# Material supplied:
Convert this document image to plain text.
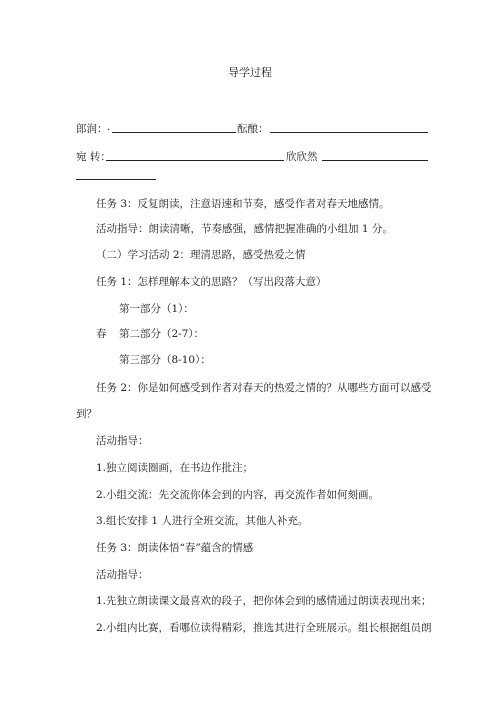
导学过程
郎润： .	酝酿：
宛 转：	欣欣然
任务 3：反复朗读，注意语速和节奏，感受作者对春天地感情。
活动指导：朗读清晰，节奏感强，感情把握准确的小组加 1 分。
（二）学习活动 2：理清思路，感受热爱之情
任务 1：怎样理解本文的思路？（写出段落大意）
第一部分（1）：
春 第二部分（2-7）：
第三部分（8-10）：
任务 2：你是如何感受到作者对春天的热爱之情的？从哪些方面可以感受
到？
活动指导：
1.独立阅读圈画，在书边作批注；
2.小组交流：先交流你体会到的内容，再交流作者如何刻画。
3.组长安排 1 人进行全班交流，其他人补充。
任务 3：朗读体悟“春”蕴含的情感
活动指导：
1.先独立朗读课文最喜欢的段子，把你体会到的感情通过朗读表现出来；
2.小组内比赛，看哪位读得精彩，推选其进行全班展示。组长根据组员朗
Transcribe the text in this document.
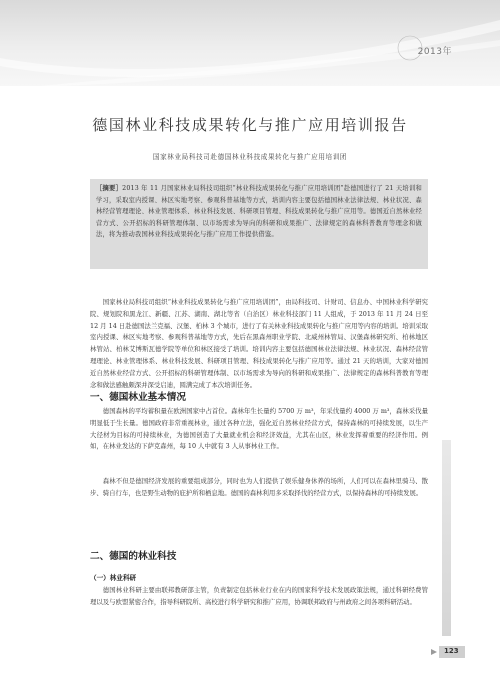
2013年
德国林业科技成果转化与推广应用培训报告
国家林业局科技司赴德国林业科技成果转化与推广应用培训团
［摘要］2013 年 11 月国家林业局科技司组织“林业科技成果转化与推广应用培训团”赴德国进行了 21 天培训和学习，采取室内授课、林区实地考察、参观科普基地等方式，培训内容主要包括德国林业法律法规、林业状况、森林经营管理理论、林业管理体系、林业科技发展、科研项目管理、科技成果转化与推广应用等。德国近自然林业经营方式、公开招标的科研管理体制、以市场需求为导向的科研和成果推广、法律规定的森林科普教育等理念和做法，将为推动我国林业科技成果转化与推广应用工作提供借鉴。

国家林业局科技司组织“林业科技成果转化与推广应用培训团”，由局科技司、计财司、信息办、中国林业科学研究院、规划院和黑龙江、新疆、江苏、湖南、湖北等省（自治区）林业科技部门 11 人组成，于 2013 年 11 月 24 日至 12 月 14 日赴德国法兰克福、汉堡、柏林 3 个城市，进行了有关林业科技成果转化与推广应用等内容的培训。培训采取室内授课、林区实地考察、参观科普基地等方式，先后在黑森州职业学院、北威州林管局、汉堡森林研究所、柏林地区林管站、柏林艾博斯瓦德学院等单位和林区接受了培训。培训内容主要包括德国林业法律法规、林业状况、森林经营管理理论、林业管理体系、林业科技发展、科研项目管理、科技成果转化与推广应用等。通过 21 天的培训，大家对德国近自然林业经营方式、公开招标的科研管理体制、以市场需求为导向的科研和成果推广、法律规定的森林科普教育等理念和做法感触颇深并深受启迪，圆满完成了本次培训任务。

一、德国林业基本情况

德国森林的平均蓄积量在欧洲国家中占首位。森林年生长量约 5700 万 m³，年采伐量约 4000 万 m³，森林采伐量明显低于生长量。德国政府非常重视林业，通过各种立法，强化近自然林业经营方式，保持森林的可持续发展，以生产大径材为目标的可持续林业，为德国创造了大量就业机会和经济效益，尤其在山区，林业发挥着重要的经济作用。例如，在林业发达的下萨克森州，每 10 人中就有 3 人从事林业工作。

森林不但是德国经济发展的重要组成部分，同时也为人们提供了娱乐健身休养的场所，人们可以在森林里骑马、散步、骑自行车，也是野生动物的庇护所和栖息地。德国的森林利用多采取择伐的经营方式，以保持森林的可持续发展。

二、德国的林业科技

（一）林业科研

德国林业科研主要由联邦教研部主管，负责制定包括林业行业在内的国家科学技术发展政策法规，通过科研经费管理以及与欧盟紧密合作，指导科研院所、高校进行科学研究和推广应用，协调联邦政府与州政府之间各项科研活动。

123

* * *

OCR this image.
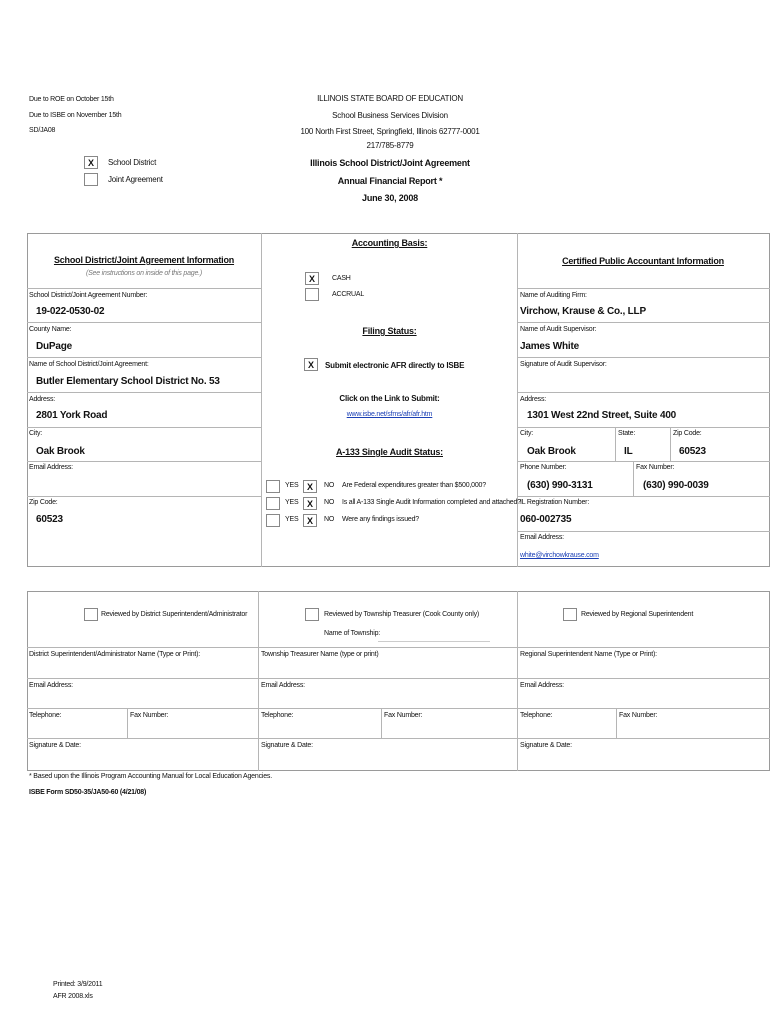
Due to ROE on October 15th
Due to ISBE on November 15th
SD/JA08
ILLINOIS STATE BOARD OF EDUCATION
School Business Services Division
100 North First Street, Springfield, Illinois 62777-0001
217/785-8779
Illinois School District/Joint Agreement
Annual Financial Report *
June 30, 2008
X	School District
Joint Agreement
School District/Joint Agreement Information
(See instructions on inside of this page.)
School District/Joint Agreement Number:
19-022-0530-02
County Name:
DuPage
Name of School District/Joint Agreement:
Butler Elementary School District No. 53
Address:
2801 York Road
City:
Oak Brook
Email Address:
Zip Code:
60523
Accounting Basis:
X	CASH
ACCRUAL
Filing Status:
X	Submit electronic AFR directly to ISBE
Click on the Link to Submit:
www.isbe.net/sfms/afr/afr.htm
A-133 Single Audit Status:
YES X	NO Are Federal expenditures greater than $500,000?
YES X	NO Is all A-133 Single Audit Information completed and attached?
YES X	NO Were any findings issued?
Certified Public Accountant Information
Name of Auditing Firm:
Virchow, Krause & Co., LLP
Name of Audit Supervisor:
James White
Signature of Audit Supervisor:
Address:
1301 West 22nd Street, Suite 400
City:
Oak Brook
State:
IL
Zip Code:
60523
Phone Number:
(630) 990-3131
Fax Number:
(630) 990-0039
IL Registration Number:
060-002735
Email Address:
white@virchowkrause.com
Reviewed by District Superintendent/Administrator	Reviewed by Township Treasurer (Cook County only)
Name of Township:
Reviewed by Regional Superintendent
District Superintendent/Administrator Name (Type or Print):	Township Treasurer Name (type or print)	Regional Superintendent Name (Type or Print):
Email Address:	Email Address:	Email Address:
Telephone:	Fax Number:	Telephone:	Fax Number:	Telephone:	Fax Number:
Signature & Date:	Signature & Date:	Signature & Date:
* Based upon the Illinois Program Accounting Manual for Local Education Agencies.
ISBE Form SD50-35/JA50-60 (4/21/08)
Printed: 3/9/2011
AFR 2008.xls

# Problem statement:
List the lines of the records where "image" occurs.

# Exercise response:
Convert this document image to plain text.
OCR this image.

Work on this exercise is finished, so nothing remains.